BEGIN

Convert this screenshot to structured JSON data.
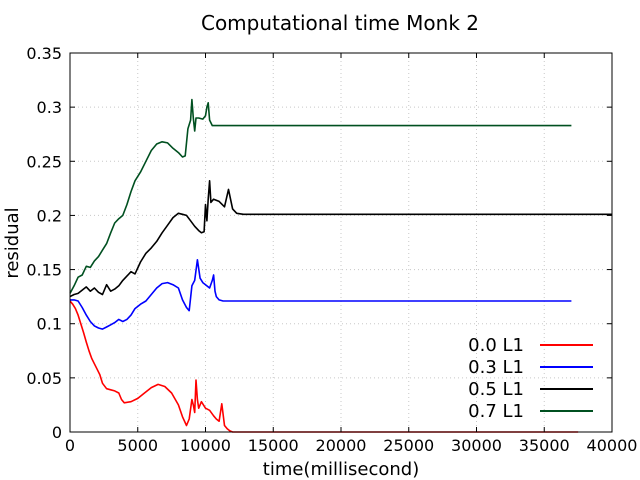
{
  "chart_data": {
    "type": "line",
    "title": "Computational time Monk 2",
    "xlabel": "time(millisecond)",
    "ylabel": "residual",
    "xlim": [
      0,
      40000
    ],
    "ylim": [
      0,
      0.35
    ],
    "xticks": [
      0,
      5000,
      10000,
      15000,
      20000,
      25000,
      30000,
      35000,
      40000
    ],
    "xtick_labels": [
      "0",
      "5000",
      "10000",
      "15000",
      "20000",
      "25000",
      "30000",
      "35000",
      "40000"
    ],
    "yticks": [
      0,
      0.05,
      0.1,
      0.15,
      0.2,
      0.25,
      0.3,
      0.35
    ],
    "ytick_labels": [
      "0",
      "0.05",
      "0.1",
      "0.15",
      "0.2",
      "0.25",
      "0.3",
      "0.35"
    ],
    "grid": true,
    "legend_position": "lower-right",
    "series": [
      {
        "name": "0.0 L1",
        "color": "#ff0000",
        "x": [
          0,
          200,
          400,
          600,
          800,
          1000,
          1200,
          1400,
          1600,
          1800,
          2000,
          2200,
          2400,
          2700,
          3000,
          3300,
          3600,
          3800,
          4000,
          4500,
          5000,
          5500,
          6000,
          6500,
          7000,
          7500,
          8000,
          8300,
          8600,
          8800,
          9000,
          9100,
          9200,
          9300,
          9400,
          9500,
          9700,
          10000,
          10300,
          10600,
          10800,
          11000,
          11200,
          11400,
          11600,
          11800,
          12000,
          14000,
          20000,
          30000,
          37500
        ],
        "y": [
          0.121,
          0.118,
          0.114,
          0.108,
          0.1,
          0.092,
          0.083,
          0.075,
          0.068,
          0.063,
          0.058,
          0.053,
          0.045,
          0.04,
          0.039,
          0.038,
          0.036,
          0.03,
          0.027,
          0.028,
          0.031,
          0.036,
          0.041,
          0.044,
          0.042,
          0.036,
          0.025,
          0.014,
          0.006,
          0.012,
          0.03,
          0.025,
          0.018,
          0.048,
          0.03,
          0.022,
          0.028,
          0.022,
          0.02,
          0.015,
          0.012,
          0.01,
          0.026,
          0.006,
          0.003,
          0.001,
          0.0,
          0.0,
          0.0,
          0.0,
          0.0
        ]
      },
      {
        "name": "0.3 L1",
        "color": "#0000ff",
        "x": [
          0,
          300,
          600,
          900,
          1200,
          1500,
          1800,
          2100,
          2400,
          2700,
          3000,
          3300,
          3600,
          3900,
          4200,
          4500,
          4800,
          5200,
          5600,
          6000,
          6400,
          6800,
          7200,
          7600,
          8000,
          8300,
          8600,
          8800,
          9000,
          9200,
          9400,
          9600,
          9800,
          10000,
          10300,
          10500,
          10600,
          10700,
          10800,
          11000,
          11300,
          12000,
          14000,
          20000,
          30000,
          37000
        ],
        "y": [
          0.122,
          0.122,
          0.121,
          0.115,
          0.108,
          0.102,
          0.098,
          0.096,
          0.095,
          0.097,
          0.099,
          0.101,
          0.104,
          0.102,
          0.104,
          0.108,
          0.114,
          0.118,
          0.121,
          0.127,
          0.133,
          0.137,
          0.138,
          0.136,
          0.133,
          0.122,
          0.115,
          0.112,
          0.135,
          0.14,
          0.159,
          0.142,
          0.138,
          0.136,
          0.133,
          0.14,
          0.145,
          0.13,
          0.125,
          0.122,
          0.121,
          0.121,
          0.121,
          0.121,
          0.121,
          0.121
        ]
      },
      {
        "name": "0.5 L1",
        "color": "#000000",
        "x": [
          0,
          300,
          600,
          900,
          1200,
          1500,
          1800,
          2100,
          2400,
          2700,
          3000,
          3300,
          3600,
          3900,
          4200,
          4500,
          4800,
          5200,
          5600,
          6000,
          6400,
          6800,
          7200,
          7600,
          8000,
          8300,
          8600,
          8900,
          9200,
          9500,
          9700,
          9900,
          10000,
          10100,
          10200,
          10300,
          10400,
          10600,
          11000,
          11400,
          11700,
          12000,
          12300,
          12800,
          14000,
          20000,
          30000,
          40000
        ],
        "y": [
          0.125,
          0.127,
          0.128,
          0.131,
          0.134,
          0.13,
          0.133,
          0.129,
          0.127,
          0.136,
          0.13,
          0.132,
          0.135,
          0.14,
          0.144,
          0.148,
          0.146,
          0.157,
          0.165,
          0.17,
          0.176,
          0.184,
          0.191,
          0.198,
          0.202,
          0.201,
          0.2,
          0.195,
          0.19,
          0.186,
          0.184,
          0.185,
          0.21,
          0.195,
          0.215,
          0.232,
          0.212,
          0.215,
          0.213,
          0.208,
          0.224,
          0.206,
          0.202,
          0.201,
          0.201,
          0.201,
          0.201,
          0.201
        ]
      },
      {
        "name": "0.7 L1",
        "color": "#005020",
        "x": [
          0,
          300,
          600,
          900,
          1200,
          1500,
          1800,
          2100,
          2400,
          2700,
          3000,
          3300,
          3600,
          3900,
          4200,
          4500,
          4800,
          5200,
          5600,
          6000,
          6400,
          6800,
          7200,
          7600,
          8000,
          8300,
          8500,
          8700,
          8900,
          9000,
          9100,
          9200,
          9300,
          9500,
          9800,
          10000,
          10100,
          10200,
          10300,
          10500,
          11000,
          12000,
          14000,
          20000,
          30000,
          37000
        ],
        "y": [
          0.128,
          0.135,
          0.143,
          0.145,
          0.153,
          0.152,
          0.158,
          0.162,
          0.168,
          0.174,
          0.184,
          0.193,
          0.197,
          0.2,
          0.21,
          0.222,
          0.232,
          0.24,
          0.25,
          0.26,
          0.266,
          0.268,
          0.267,
          0.262,
          0.258,
          0.254,
          0.255,
          0.28,
          0.288,
          0.307,
          0.29,
          0.278,
          0.29,
          0.29,
          0.289,
          0.292,
          0.3,
          0.304,
          0.288,
          0.283,
          0.283,
          0.283,
          0.283,
          0.283,
          0.283,
          0.283
        ]
      }
    ]
  }
}
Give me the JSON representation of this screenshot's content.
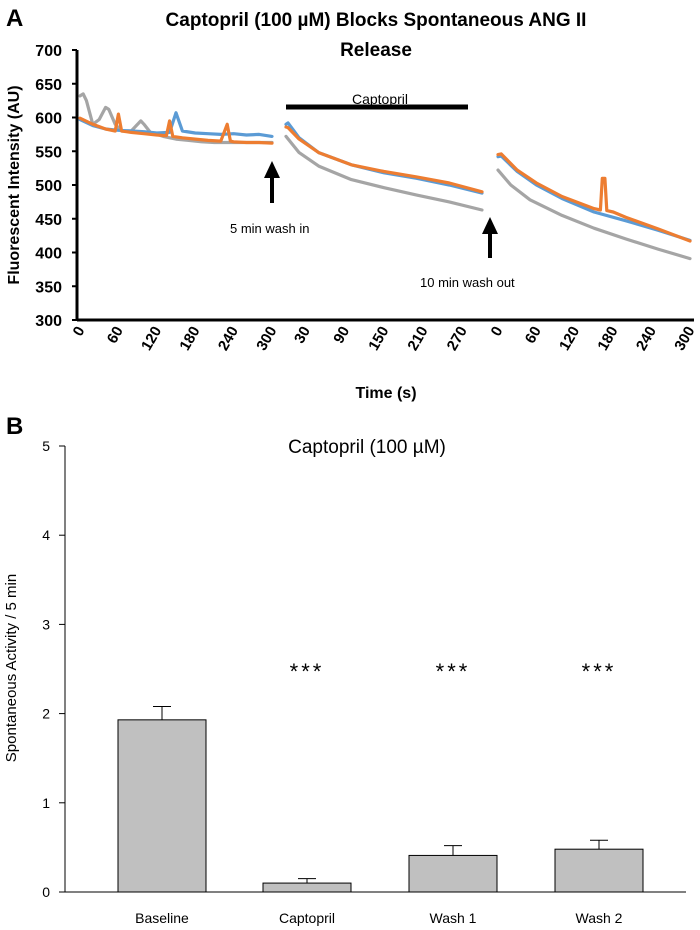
{
  "colors": {
    "blue": "#5b9bd5",
    "orange": "#ed7d31",
    "gray": "#a5a5a5",
    "bar_fill": "#c0c0c0"
  },
  "chart_data": [
    {
      "panel": "A",
      "type": "line",
      "title_line1": "Captopril (100 µM) Blocks Spontaneous ANG II",
      "title_line2": "Release",
      "xlabel": "Time (s)",
      "ylabel": "Fluorescent Intensity (AU)",
      "ylim": [
        300,
        700
      ],
      "y_ticks": [
        "700",
        "650",
        "600",
        "550",
        "500",
        "450",
        "400",
        "350",
        "300"
      ],
      "segments": [
        {
          "name": "baseline",
          "xlim": [
            0,
            300
          ],
          "tick_labels": [
            "0",
            "60",
            "120",
            "180",
            "240",
            "300"
          ],
          "series": [
            {
              "name": "blue",
              "x": [
                0,
                20,
                40,
                60,
                80,
                100,
                120,
                140,
                150,
                160,
                180,
                200,
                220,
                240,
                260,
                280,
                300
              ],
              "y": [
                597,
                588,
                583,
                581,
                580,
                579,
                577,
                578,
                607,
                580,
                577,
                576,
                575,
                576,
                574,
                575,
                572
              ]
            },
            {
              "name": "orange",
              "x": [
                0,
                20,
                40,
                55,
                60,
                65,
                80,
                100,
                120,
                135,
                140,
                145,
                160,
                180,
                200,
                220,
                230,
                235,
                240,
                260,
                280,
                300
              ],
              "y": [
                599,
                590,
                583,
                580,
                605,
                580,
                578,
                576,
                574,
                573,
                595,
                572,
                570,
                568,
                566,
                565,
                590,
                565,
                564,
                563,
                563,
                562
              ]
            },
            {
              "name": "gray",
              "x": [
                0,
                5,
                10,
                20,
                30,
                40,
                45,
                55,
                65,
                80,
                95,
                100,
                110,
                130,
                150,
                170,
                190,
                210,
                240,
                270,
                300
              ],
              "y": [
                632,
                635,
                625,
                590,
                597,
                615,
                612,
                590,
                580,
                580,
                595,
                590,
                578,
                572,
                568,
                566,
                564,
                563,
                563,
                563,
                563
              ]
            }
          ]
        },
        {
          "name": "captopril",
          "xlim": [
            0,
            300
          ],
          "tick_labels": [
            "30",
            "90",
            "150",
            "210",
            "270"
          ],
          "series": [
            {
              "name": "blue",
              "x": [
                0,
                3,
                20,
                50,
                100,
                150,
                200,
                250,
                300
              ],
              "y": [
                590,
                592,
                570,
                548,
                530,
                518,
                510,
                500,
                488
              ]
            },
            {
              "name": "orange",
              "x": [
                0,
                3,
                20,
                50,
                100,
                150,
                200,
                250,
                300
              ],
              "y": [
                586,
                585,
                568,
                548,
                530,
                520,
                512,
                503,
                490
              ]
            },
            {
              "name": "gray",
              "x": [
                0,
                20,
                50,
                100,
                150,
                200,
                250,
                300
              ],
              "y": [
                572,
                548,
                528,
                508,
                496,
                485,
                475,
                463
              ]
            }
          ]
        },
        {
          "name": "washout",
          "xlim": [
            0,
            300
          ],
          "tick_labels": [
            "0",
            "60",
            "120",
            "180",
            "240",
            "300"
          ],
          "series": [
            {
              "name": "blue",
              "x": [
                0,
                5,
                30,
                60,
                100,
                150,
                200,
                250,
                300
              ],
              "y": [
                542,
                543,
                520,
                500,
                480,
                460,
                447,
                433,
                418
              ]
            },
            {
              "name": "orange",
              "x": [
                0,
                5,
                30,
                60,
                100,
                150,
                160,
                163,
                167,
                170,
                180,
                200,
                250,
                300
              ],
              "y": [
                545,
                546,
                522,
                503,
                483,
                465,
                463,
                510,
                510,
                462,
                460,
                452,
                435,
                417
              ]
            },
            {
              "name": "gray",
              "x": [
                0,
                20,
                50,
                100,
                150,
                200,
                250,
                300
              ],
              "y": [
                522,
                500,
                478,
                455,
                436,
                420,
                405,
                391
              ]
            }
          ]
        }
      ],
      "annotations": {
        "captopril_bar_label": "Captopril",
        "wash_in": "5 min wash in",
        "wash_out": "10 min wash out"
      }
    },
    {
      "panel": "B",
      "type": "bar",
      "title": "Captopril (100 µM)",
      "ylabel": "Spontaneous Activity / 5 min",
      "ylim": [
        0,
        5
      ],
      "y_ticks": [
        "0",
        "1",
        "2",
        "3",
        "4",
        "5"
      ],
      "categories": [
        "Baseline",
        "Captopril",
        "Wash 1",
        "Wash 2"
      ],
      "values": [
        1.93,
        0.1,
        0.41,
        0.48
      ],
      "errors": [
        0.15,
        0.05,
        0.11,
        0.1
      ],
      "significance": [
        "",
        "***",
        "***",
        "***"
      ]
    }
  ]
}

END

WRITTEN PROBLEM >>
Gather all the lines that include the word "ylabel" and copy them out.

ANSWER TO THE EXERCISE >>
    "ylabel": "residual",
      "ylabel": "Fluorescent Intensity (AU)",
      "ylabel": "Spontaneous Activity / 5 min",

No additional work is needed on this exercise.